(WHAT IS REQUIRED) Copy each line below in which the word "lower" occurs.

(EXERCISE INPUTS)
· · · · ·

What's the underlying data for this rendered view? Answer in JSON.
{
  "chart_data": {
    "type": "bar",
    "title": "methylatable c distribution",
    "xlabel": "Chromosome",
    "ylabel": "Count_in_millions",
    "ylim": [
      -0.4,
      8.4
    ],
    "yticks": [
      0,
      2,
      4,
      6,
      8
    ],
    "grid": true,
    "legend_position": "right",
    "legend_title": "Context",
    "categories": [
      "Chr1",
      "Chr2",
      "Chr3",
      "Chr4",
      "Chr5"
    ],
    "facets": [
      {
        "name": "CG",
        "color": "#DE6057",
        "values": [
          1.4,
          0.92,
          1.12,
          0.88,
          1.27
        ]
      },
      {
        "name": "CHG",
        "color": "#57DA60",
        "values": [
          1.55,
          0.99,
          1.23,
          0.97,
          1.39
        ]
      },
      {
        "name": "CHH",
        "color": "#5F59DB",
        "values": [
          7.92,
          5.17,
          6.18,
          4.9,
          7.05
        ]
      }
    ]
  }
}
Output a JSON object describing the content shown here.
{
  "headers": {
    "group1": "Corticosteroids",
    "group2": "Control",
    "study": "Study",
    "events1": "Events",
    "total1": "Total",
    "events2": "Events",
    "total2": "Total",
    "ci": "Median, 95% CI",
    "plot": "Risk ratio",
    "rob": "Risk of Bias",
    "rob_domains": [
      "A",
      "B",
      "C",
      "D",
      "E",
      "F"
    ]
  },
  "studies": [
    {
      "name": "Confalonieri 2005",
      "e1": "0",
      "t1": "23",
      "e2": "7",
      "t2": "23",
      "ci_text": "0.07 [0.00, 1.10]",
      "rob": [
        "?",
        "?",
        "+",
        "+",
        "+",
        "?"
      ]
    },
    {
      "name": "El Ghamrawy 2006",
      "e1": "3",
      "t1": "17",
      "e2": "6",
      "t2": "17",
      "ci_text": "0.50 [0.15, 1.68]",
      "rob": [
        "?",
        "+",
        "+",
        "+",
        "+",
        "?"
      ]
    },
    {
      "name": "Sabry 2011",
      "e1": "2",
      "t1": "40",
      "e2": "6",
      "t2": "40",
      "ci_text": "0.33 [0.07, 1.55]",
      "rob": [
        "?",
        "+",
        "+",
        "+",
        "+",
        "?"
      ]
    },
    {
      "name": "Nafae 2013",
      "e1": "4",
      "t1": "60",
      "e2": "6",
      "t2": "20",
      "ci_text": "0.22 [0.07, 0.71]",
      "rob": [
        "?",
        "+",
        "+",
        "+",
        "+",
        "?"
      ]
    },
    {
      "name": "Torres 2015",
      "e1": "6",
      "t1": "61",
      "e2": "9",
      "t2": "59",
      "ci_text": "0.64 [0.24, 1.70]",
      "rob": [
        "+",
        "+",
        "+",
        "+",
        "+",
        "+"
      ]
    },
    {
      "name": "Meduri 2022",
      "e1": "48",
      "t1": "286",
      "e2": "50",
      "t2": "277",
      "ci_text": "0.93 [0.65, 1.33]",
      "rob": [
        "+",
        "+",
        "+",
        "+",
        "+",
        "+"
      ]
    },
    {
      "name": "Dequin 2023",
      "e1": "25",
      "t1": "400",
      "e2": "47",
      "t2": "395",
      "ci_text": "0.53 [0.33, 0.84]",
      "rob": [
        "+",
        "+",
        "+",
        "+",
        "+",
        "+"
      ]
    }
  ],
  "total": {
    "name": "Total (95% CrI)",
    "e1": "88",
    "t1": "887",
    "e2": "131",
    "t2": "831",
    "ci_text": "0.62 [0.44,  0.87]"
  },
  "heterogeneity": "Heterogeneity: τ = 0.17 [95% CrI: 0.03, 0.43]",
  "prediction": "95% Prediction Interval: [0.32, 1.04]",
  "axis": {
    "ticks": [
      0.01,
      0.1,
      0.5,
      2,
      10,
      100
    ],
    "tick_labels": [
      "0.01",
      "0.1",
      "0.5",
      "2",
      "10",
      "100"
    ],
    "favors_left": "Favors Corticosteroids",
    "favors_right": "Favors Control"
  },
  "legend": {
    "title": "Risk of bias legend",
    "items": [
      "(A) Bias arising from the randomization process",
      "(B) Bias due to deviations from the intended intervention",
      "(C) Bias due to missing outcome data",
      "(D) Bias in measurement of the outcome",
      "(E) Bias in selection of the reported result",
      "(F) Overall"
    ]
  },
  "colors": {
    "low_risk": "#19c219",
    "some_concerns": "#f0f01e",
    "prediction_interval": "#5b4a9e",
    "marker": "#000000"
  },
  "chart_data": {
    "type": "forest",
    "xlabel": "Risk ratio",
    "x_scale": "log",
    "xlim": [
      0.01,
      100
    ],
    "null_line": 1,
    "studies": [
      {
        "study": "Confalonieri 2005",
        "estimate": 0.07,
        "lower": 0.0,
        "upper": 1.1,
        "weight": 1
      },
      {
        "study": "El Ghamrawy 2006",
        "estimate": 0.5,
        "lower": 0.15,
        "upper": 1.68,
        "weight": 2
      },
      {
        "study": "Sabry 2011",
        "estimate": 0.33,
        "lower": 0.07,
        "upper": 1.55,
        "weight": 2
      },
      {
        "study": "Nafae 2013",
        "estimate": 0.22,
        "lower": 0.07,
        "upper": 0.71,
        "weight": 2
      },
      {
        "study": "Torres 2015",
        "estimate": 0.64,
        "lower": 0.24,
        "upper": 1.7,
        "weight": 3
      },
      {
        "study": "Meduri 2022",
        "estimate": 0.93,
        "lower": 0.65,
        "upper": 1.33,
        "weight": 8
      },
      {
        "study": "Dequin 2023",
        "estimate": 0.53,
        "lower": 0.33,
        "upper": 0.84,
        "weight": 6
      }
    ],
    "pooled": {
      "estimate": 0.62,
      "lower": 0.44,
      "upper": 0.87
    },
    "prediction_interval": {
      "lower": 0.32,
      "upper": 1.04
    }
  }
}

· · · · ·

(EXPECTED OUTPUT)
        "lower": 0.0,
        "lower": 0.15,
        "lower": 0.07,
        "lower": 0.07,
        "lower": 0.24,
        "lower": 0.65,
        "lower": 0.33,
      "lower": 0.44,
      "lower": 0.32,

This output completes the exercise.